Objective
Each entry below is to be printed verbatim.

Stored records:
—————
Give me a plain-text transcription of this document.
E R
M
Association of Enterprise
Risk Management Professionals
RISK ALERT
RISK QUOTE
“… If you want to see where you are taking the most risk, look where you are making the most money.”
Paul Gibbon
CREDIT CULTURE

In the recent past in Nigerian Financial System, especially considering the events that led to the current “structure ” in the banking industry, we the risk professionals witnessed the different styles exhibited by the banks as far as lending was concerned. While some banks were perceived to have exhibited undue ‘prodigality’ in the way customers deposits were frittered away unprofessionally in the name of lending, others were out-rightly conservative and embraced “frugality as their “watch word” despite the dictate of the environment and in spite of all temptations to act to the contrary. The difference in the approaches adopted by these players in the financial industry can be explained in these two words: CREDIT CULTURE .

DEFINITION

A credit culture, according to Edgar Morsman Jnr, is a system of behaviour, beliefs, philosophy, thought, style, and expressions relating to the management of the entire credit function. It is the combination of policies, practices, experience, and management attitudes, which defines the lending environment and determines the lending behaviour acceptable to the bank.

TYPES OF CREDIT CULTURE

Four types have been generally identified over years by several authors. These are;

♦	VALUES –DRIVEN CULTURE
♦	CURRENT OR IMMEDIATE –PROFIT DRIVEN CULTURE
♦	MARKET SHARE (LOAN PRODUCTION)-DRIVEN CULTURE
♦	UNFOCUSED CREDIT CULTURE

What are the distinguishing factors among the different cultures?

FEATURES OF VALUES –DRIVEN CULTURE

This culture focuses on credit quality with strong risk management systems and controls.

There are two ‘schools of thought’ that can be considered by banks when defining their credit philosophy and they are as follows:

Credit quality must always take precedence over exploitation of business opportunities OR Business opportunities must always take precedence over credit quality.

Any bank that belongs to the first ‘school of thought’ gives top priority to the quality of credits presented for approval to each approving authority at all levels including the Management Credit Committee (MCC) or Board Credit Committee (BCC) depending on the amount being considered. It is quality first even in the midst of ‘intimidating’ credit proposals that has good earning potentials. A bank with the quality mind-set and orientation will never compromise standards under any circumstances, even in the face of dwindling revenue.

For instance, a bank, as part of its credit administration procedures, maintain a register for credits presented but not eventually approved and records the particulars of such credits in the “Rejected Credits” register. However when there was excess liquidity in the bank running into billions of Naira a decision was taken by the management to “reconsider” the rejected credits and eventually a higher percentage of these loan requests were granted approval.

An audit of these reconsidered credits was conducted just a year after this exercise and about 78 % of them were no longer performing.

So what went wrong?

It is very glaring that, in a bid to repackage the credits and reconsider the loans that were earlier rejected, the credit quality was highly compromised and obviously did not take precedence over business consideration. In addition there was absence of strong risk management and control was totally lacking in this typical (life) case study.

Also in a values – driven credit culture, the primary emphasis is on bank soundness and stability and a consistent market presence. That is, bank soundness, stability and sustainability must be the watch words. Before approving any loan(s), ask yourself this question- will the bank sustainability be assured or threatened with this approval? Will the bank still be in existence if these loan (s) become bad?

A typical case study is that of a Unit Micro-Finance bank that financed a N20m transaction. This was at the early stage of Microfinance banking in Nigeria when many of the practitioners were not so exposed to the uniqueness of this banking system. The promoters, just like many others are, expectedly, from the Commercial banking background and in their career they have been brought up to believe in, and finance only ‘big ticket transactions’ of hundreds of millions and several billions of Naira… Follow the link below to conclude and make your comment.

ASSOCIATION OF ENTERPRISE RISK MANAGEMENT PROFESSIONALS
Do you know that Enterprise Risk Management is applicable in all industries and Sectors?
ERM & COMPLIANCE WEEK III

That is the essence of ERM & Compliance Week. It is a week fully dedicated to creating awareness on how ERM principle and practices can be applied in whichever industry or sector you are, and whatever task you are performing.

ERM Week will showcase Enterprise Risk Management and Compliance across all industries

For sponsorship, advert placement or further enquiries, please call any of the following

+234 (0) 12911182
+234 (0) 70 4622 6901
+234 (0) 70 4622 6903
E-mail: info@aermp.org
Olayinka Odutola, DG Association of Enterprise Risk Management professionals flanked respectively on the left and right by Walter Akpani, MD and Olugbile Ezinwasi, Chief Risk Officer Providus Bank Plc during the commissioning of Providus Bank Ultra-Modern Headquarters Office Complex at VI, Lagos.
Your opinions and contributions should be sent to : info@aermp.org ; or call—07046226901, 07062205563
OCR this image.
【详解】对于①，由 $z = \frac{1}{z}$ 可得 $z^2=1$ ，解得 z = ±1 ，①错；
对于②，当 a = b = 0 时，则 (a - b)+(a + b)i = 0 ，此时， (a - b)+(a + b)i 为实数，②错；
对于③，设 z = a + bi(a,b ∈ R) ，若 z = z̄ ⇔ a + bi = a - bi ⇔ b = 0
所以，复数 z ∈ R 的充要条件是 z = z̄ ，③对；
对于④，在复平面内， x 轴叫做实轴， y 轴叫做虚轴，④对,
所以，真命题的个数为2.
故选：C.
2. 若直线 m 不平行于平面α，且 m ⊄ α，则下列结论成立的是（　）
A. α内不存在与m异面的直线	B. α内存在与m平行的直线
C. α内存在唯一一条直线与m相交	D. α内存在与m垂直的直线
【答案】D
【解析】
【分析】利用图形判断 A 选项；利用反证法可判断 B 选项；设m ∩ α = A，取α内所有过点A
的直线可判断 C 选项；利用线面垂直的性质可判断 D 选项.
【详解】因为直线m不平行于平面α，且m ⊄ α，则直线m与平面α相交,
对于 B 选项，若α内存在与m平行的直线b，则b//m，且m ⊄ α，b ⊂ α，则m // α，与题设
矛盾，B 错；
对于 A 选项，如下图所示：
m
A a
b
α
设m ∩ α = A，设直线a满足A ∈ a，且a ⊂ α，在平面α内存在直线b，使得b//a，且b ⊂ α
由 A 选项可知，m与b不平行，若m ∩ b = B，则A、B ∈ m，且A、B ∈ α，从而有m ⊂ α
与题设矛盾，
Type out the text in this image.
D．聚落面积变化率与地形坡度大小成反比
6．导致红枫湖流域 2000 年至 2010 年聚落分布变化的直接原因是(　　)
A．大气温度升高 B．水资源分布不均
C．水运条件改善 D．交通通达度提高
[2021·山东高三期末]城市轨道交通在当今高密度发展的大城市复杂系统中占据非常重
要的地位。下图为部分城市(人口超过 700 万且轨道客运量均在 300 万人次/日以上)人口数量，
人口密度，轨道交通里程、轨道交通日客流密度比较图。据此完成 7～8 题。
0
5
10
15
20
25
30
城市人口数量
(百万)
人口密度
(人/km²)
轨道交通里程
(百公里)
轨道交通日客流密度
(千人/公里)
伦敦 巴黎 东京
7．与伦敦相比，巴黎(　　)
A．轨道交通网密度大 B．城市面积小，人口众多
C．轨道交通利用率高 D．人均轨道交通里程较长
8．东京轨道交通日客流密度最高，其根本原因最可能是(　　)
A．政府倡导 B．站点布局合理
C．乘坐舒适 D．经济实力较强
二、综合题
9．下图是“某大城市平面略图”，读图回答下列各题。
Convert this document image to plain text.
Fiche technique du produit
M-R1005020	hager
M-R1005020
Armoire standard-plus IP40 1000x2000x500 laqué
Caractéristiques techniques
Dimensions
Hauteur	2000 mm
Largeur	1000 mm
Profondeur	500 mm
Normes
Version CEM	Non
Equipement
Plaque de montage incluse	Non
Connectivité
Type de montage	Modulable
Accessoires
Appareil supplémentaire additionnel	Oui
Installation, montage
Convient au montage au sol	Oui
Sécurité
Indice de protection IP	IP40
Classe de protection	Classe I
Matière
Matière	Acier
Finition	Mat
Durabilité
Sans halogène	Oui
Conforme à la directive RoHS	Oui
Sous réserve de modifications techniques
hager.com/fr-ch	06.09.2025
—————
Problem solution
Give me a plain-text transcription of this document.
E R
M
Association of Enterprise
Risk Management Professionals
RISK ALERT
RISK QUOTE
“… If you want to see where you are taking the most risk, look where you are making the most money.”
Paul Gibbon
CREDIT CULTURE

In the recent past in Nigerian Financial System, especially considering the events that led to the current “structure ” in the banking industry, we the risk professionals witnessed the different styles exhibited by the banks as far as lending was concerned. While some banks were perceived to have exhibited undue ‘prodigality’ in the way customers deposits were frittered away unprofessionally in the name of lending, others were out-rightly conservative and embraced “frugality as their “watch word” despite the dictate of the environment and in spite of all temptations to act to the contrary. The difference in the approaches adopted by these players in the financial industry can be explained in these two words: CREDIT CULTURE .

DEFINITION

A credit culture, according to Edgar Morsman Jnr, is a system of behaviour, beliefs, philosophy, thought, style, and expressions relating to the management of the entire credit function. It is the combination of policies, practices, experience, and management attitudes, which defines the lending environment and determines the lending behaviour acceptable to the bank.

TYPES OF CREDIT CULTURE

Four types have been generally identified over years by several authors. These are;

♦	VALUES –DRIVEN CULTURE
♦	CURRENT OR IMMEDIATE –PROFIT DRIVEN CULTURE
♦	MARKET SHARE (LOAN PRODUCTION)-DRIVEN CULTURE
♦	UNFOCUSED CREDIT CULTURE

What are the distinguishing factors among the different cultures?

FEATURES OF VALUES –DRIVEN CULTURE

This culture focuses on credit quality with strong risk management systems and controls.

There are two ‘schools of thought’ that can be considered by banks when defining their credit philosophy and they are as follows:

Credit quality must always take precedence over exploitation of business opportunities OR Business opportunities must always take precedence over credit quality.

Any bank that belongs to the first ‘school of thought’ gives top priority to the quality of credits presented for approval to each approving authority at all levels including the Management Credit Committee (MCC) or Board Credit Committee (BCC) depending on the amount being considered. It is quality first even in the midst of ‘intimidating’ credit proposals that has good earning potentials. A bank with the quality mind-set and orientation will never compromise standards under any circumstances, even in the face of dwindling revenue.

For instance, a bank, as part of its credit administration procedures, maintain a register for credits presented but not eventually approved and records the particulars of such credits in the “Rejected Credits” register. However when there was excess liquidity in the bank running into billions of Naira a decision was taken by the management to “reconsider” the rejected credits and eventually a higher percentage of these loan requests were granted approval.

An audit of these reconsidered credits was conducted just a year after this exercise and about 78 % of them were no longer performing.

So what went wrong?

It is very glaring that, in a bid to repackage the credits and reconsider the loans that were earlier rejected, the credit quality was highly compromised and obviously did not take precedence over business consideration. In addition there was absence of strong risk management and control was totally lacking in this typical (life) case study.

Also in a values – driven credit culture, the primary emphasis is on bank soundness and stability and a consistent market presence. That is, bank soundness, stability and sustainability must be the watch words. Before approving any loan(s), ask yourself this question- will the bank sustainability be assured or threatened with this approval? Will the bank still be in existence if these loan (s) become bad?

A typical case study is that of a Unit Micro-Finance bank that financed a N20m transaction. This was at the early stage of Microfinance banking in Nigeria when many of the practitioners were not so exposed to the uniqueness of this banking system. The promoters, just like many others are, expectedly, from the Commercial banking background and in their career they have been brought up to believe in, and finance only ‘big ticket transactions’ of hundreds of millions and several billions of Naira… Follow the link below to conclude and make your comment.

ASSOCIATION OF ENTERPRISE RISK MANAGEMENT PROFESSIONALS
Do you know that Enterprise Risk Management is applicable in all industries and Sectors?
ERM & COMPLIANCE WEEK III

That is the essence of ERM & Compliance Week. It is a week fully dedicated to creating awareness on how ERM principle and practices can be applied in whichever industry or sector you are, and whatever task you are performing.

ERM Week will showcase Enterprise Risk Management and Compliance across all industries

For sponsorship, advert placement or further enquiries, please call any of the following

+234 (0) 12911182
+234 (0) 70 4622 6901
+234 (0) 70 4622 6903
E-mail: info@aermp.org
Olayinka Odutola, DG Association of Enterprise Risk Management professionals flanked respectively on the left and right by Walter Akpani, MD and Olugbile Ezinwasi, Chief Risk Officer Providus Bank Plc during the commissioning of Providus Bank Ultra-Modern Headquarters Office Complex at VI, Lagos.
Your opinions and contributions should be sent to : info@aermp.org ; or call—07046226901, 07062205563
OCR this image.
【详解】对于①，由 $z = \frac{1}{z}$ 可得 $z^2=1$ ，解得 z = ±1 ，①错；
对于②，当 a = b = 0 时，则 (a - b)+(a + b)i = 0 ，此时， (a - b)+(a + b)i 为实数，②错；
对于③，设 z = a + bi(a,b ∈ R) ，若 z = z̄ ⇔ a + bi = a - bi ⇔ b = 0
所以，复数 z ∈ R 的充要条件是 z = z̄ ，③对；
对于④，在复平面内， x 轴叫做实轴， y 轴叫做虚轴，④对,
所以，真命题的个数为2.
故选：C.
2. 若直线 m 不平行于平面α，且 m ⊄ α，则下列结论成立的是（　）
A. α内不存在与m异面的直线	B. α内存在与m平行的直线
C. α内存在唯一一条直线与m相交	D. α内存在与m垂直的直线
【答案】D
【解析】
【分析】利用图形判断 A 选项；利用反证法可判断 B 选项；设m ∩ α = A，取α内所有过点A
的直线可判断 C 选项；利用线面垂直的性质可判断 D 选项.
【详解】因为直线m不平行于平面α，且m ⊄ α，则直线m与平面α相交,
对于 B 选项，若α内存在与m平行的直线b，则b//m，且m ⊄ α，b ⊂ α，则m // α，与题设
矛盾，B 错；
对于 A 选项，如下图所示：
m
A a
b
α
设m ∩ α = A，设直线a满足A ∈ a，且a ⊂ α，在平面α内存在直线b，使得b//a，且b ⊂ α
由 A 选项可知，m与b不平行，若m ∩ b = B，则A、B ∈ m，且A、B ∈ α，从而有m ⊂ α
与题设矛盾，
Type out the text in this image.
D．聚落面积变化率与地形坡度大小成反比
6．导致红枫湖流域 2000 年至 2010 年聚落分布变化的直接原因是(　　)
A．大气温度升高 B．水资源分布不均
C．水运条件改善 D．交通通达度提高
[2021·山东高三期末]城市轨道交通在当今高密度发展的大城市复杂系统中占据非常重
要的地位。下图为部分城市(人口超过 700 万且轨道客运量均在 300 万人次/日以上)人口数量，
人口密度，轨道交通里程、轨道交通日客流密度比较图。据此完成 7～8 题。
0
5
10
15
20
25
30
城市人口数量
(百万)
人口密度
(人/km²)
轨道交通里程
(百公里)
轨道交通日客流密度
(千人/公里)
伦敦 巴黎 东京
7．与伦敦相比，巴黎(　　)
A．轨道交通网密度大 B．城市面积小，人口众多
C．轨道交通利用率高 D．人均轨道交通里程较长
8．东京轨道交通日客流密度最高，其根本原因最可能是(　　)
A．政府倡导 B．站点布局合理
C．乘坐舒适 D．经济实力较强
二、综合题
9．下图是“某大城市平面略图”，读图回答下列各题。
Convert this document image to plain text.
Fiche technique du produit
M-R1005020	hager
M-R1005020
Armoire standard-plus IP40 1000x2000x500 laqué
Caractéristiques techniques
Dimensions
Hauteur	2000 mm
Largeur	1000 mm
Profondeur	500 mm
Normes
Version CEM	Non
Equipement
Plaque de montage incluse	Non
Connectivité
Type de montage	Modulable
Accessoires
Appareil supplémentaire additionnel	Oui
Installation, montage
Convient au montage au sol	Oui
Sécurité
Indice de protection IP	IP40
Classe de protection	Classe I
Matière
Matière	Acier
Finition	Mat
Durabilité
Sans halogène	Oui
Conforme à la directive RoHS	Oui
Sous réserve de modifications techniques
hager.com/fr-ch	06.09.2025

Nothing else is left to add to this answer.